(Instructions to follow)
In the entries below, count each line holding the word "زنجان". Answer with the total alone.

○ ○ ○ ○ ○

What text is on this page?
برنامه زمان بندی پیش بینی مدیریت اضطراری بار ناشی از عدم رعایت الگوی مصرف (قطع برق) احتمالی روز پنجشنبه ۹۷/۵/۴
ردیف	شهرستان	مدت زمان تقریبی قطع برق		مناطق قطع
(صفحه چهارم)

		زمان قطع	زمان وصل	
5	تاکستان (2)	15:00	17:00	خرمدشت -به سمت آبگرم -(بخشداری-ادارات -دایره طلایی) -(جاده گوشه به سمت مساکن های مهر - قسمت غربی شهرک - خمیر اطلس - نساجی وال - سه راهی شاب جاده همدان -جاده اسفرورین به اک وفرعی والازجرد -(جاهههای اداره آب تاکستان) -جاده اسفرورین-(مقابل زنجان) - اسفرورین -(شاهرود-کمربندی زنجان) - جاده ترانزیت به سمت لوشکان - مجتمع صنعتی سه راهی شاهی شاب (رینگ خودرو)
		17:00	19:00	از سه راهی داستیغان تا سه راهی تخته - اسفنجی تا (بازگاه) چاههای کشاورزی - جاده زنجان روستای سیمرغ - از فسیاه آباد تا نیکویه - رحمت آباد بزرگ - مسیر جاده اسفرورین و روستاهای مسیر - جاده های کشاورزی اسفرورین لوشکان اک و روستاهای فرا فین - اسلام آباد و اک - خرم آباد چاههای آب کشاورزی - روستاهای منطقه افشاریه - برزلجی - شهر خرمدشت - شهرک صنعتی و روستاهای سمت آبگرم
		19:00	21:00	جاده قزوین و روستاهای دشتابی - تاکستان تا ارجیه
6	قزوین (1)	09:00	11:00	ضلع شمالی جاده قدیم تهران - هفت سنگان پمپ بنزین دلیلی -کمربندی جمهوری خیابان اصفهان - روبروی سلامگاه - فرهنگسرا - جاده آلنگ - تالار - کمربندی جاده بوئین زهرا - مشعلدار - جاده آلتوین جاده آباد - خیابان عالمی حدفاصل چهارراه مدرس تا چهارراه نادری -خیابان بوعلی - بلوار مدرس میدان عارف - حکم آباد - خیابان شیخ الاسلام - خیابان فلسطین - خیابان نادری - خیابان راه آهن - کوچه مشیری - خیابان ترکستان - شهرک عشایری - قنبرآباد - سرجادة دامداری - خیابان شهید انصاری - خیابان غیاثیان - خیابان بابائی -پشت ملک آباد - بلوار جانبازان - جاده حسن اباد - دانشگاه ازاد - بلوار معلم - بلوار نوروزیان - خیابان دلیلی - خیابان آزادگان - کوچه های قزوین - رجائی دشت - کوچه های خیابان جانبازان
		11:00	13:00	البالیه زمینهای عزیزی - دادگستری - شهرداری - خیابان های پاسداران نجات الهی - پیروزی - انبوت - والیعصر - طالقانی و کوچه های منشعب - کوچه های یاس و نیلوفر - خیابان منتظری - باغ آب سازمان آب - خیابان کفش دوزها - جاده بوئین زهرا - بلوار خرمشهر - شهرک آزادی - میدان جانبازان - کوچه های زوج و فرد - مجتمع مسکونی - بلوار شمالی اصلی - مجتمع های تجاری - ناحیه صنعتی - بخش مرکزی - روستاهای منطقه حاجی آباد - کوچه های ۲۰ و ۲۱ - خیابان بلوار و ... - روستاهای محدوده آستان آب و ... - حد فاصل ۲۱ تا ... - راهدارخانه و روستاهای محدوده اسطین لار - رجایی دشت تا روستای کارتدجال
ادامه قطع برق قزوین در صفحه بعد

○ ○ ○ ○ ○

(Complete response)
2